Recast the rows that begin with the line containing "Output each element" and end with the line containing "- Text: 76: 76: [673, 487, 689, 500]", both included, as a numbered list. Leave out any blank lines.

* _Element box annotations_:
——

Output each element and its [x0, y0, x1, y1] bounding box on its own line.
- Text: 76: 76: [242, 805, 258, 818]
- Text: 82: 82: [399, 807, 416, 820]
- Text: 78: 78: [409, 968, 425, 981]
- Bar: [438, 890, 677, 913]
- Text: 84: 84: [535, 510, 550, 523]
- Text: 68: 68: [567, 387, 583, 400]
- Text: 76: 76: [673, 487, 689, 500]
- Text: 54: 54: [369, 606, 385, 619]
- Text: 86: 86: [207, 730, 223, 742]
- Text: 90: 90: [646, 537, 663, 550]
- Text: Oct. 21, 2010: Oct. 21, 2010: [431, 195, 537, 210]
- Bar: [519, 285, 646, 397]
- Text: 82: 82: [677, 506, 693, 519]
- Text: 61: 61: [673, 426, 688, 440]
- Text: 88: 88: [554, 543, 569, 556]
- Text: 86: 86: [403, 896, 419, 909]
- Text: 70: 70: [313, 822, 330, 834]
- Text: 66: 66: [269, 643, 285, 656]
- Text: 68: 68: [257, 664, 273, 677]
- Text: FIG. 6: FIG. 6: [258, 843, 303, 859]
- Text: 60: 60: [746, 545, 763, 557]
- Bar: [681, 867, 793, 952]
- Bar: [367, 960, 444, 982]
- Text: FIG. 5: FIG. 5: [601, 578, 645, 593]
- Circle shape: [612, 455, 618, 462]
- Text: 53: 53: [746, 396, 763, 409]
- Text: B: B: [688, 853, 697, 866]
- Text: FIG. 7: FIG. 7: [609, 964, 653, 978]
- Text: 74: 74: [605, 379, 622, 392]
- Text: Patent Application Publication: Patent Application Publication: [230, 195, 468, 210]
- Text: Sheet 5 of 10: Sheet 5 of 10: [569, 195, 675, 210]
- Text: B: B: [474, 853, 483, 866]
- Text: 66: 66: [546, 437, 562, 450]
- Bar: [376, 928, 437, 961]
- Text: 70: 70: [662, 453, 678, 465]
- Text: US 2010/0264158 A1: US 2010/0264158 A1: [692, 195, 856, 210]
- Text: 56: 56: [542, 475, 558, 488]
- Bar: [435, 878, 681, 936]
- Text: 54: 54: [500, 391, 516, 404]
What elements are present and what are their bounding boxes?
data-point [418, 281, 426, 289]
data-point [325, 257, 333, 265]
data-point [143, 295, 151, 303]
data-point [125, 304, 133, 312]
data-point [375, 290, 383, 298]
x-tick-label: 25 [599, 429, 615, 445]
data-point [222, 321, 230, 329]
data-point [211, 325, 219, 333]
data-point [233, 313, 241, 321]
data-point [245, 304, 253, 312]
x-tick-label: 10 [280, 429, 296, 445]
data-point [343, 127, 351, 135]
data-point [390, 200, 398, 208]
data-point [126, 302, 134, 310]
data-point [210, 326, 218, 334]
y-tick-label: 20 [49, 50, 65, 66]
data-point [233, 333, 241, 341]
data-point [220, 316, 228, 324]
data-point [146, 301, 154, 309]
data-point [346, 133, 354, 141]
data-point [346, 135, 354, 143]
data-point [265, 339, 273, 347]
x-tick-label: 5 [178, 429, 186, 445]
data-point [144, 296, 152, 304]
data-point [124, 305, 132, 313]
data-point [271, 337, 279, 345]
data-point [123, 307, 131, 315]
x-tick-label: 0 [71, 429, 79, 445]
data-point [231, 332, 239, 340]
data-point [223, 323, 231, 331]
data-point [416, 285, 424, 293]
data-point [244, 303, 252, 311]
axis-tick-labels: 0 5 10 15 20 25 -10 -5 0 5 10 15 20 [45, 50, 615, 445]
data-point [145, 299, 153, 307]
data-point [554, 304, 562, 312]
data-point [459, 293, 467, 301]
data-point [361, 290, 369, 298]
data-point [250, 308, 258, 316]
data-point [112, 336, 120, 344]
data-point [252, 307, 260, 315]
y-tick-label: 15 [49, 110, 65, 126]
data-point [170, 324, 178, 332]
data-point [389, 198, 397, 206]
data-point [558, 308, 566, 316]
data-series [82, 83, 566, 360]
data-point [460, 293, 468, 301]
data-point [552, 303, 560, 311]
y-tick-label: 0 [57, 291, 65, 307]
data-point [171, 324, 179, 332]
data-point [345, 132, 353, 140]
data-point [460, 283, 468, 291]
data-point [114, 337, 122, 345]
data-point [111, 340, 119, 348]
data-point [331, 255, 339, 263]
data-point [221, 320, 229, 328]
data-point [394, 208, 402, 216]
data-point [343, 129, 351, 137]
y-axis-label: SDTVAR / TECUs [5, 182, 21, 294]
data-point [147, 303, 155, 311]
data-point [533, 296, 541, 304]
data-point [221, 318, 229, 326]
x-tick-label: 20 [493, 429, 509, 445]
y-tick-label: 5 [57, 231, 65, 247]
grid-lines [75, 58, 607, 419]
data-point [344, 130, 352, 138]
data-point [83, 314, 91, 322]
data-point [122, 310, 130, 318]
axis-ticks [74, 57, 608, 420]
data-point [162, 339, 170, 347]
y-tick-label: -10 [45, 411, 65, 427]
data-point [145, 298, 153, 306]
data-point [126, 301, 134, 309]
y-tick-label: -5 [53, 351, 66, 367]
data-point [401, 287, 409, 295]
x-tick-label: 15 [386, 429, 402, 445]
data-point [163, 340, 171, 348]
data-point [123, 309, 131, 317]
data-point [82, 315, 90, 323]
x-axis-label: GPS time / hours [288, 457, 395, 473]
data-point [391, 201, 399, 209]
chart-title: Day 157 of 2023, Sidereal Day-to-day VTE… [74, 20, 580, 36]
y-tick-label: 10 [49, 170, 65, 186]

——

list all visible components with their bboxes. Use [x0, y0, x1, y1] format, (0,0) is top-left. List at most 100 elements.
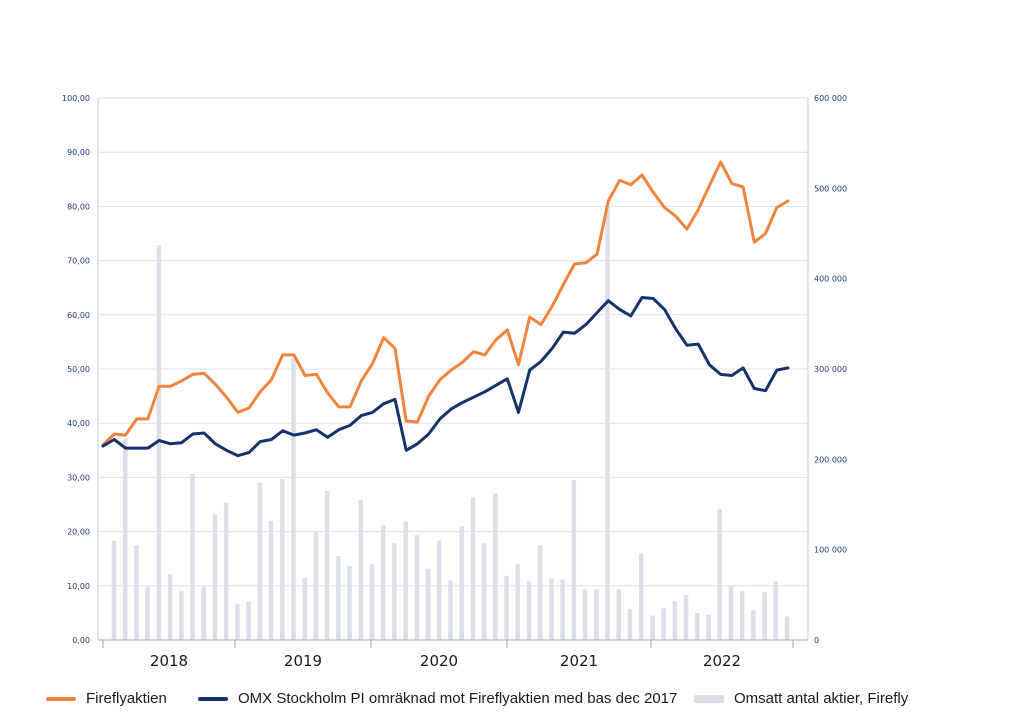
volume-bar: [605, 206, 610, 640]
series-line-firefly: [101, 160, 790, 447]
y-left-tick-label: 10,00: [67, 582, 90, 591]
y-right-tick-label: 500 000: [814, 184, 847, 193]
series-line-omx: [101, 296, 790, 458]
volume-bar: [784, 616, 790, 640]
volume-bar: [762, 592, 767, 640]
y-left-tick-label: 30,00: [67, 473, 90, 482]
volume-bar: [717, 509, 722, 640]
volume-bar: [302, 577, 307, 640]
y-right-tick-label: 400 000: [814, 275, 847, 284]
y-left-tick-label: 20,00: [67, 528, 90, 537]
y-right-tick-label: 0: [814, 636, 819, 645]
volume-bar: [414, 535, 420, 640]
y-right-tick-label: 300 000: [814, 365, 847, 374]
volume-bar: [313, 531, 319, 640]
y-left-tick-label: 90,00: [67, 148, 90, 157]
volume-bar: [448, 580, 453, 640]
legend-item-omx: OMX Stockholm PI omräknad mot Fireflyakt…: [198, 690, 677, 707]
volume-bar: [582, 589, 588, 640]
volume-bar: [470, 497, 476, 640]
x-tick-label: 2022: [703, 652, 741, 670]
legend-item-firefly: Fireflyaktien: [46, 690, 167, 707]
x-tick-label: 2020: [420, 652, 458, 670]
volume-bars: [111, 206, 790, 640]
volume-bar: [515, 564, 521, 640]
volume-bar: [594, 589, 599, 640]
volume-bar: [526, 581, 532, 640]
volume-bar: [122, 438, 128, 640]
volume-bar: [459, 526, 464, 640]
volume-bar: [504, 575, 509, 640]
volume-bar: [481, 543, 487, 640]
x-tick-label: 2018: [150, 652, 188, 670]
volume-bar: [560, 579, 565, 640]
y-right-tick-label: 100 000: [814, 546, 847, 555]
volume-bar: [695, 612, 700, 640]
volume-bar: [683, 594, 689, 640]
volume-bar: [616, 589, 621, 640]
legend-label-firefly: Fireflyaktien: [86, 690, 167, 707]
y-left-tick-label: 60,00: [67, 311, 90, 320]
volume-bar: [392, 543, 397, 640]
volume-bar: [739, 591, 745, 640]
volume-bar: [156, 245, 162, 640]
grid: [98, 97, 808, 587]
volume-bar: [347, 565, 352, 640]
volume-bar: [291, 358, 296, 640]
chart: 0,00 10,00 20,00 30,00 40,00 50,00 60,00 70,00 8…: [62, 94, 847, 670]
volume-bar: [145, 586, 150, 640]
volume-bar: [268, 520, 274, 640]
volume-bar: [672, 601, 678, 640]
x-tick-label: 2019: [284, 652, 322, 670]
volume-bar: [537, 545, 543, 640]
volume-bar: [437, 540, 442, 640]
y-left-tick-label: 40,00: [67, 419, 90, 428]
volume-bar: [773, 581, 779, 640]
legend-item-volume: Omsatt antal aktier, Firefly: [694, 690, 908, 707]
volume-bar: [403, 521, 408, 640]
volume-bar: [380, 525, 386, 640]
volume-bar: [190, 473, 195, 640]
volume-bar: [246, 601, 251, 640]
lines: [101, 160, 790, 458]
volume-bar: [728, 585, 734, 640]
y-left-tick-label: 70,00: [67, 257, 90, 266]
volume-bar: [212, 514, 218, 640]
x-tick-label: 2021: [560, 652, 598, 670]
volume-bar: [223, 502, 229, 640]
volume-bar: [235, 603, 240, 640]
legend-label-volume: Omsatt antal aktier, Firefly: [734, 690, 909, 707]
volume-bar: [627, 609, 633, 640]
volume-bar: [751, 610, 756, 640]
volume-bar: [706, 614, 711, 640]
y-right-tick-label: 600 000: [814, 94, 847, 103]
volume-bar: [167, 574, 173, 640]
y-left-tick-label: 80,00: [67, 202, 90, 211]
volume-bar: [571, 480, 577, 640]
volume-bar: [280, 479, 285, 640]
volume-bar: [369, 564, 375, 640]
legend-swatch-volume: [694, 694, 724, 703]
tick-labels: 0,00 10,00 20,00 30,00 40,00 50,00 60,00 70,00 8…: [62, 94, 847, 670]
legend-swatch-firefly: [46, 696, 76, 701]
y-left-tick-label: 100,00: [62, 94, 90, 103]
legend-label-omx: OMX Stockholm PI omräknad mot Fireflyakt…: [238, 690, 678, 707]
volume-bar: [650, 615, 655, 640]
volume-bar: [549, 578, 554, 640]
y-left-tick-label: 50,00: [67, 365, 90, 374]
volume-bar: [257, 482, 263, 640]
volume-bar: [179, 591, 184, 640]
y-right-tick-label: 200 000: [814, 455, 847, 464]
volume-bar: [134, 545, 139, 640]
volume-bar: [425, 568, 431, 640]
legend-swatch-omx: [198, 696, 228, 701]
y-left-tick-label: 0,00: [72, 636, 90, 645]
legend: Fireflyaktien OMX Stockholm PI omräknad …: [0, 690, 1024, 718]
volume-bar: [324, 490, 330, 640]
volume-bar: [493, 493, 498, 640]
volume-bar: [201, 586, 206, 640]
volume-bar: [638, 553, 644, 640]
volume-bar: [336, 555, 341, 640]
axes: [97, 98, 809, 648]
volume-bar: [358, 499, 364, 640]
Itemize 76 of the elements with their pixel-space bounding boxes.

——

* _EXERCISE RESULT_:
1. Output each element and its [x0, y0, x1, y1] bounding box on its own line.
2. - Text: 76: 76: [242, 805, 258, 818]
3. - Text: 82: 82: [399, 807, 416, 820]
4. - Text: 78: 78: [409, 968, 425, 981]
5. - Bar: [438, 890, 677, 913]
6. - Text: 84: 84: [535, 510, 550, 523]
7. - Text: 68: 68: [567, 387, 583, 400]
8. - Text: 76: 76: [673, 487, 689, 500]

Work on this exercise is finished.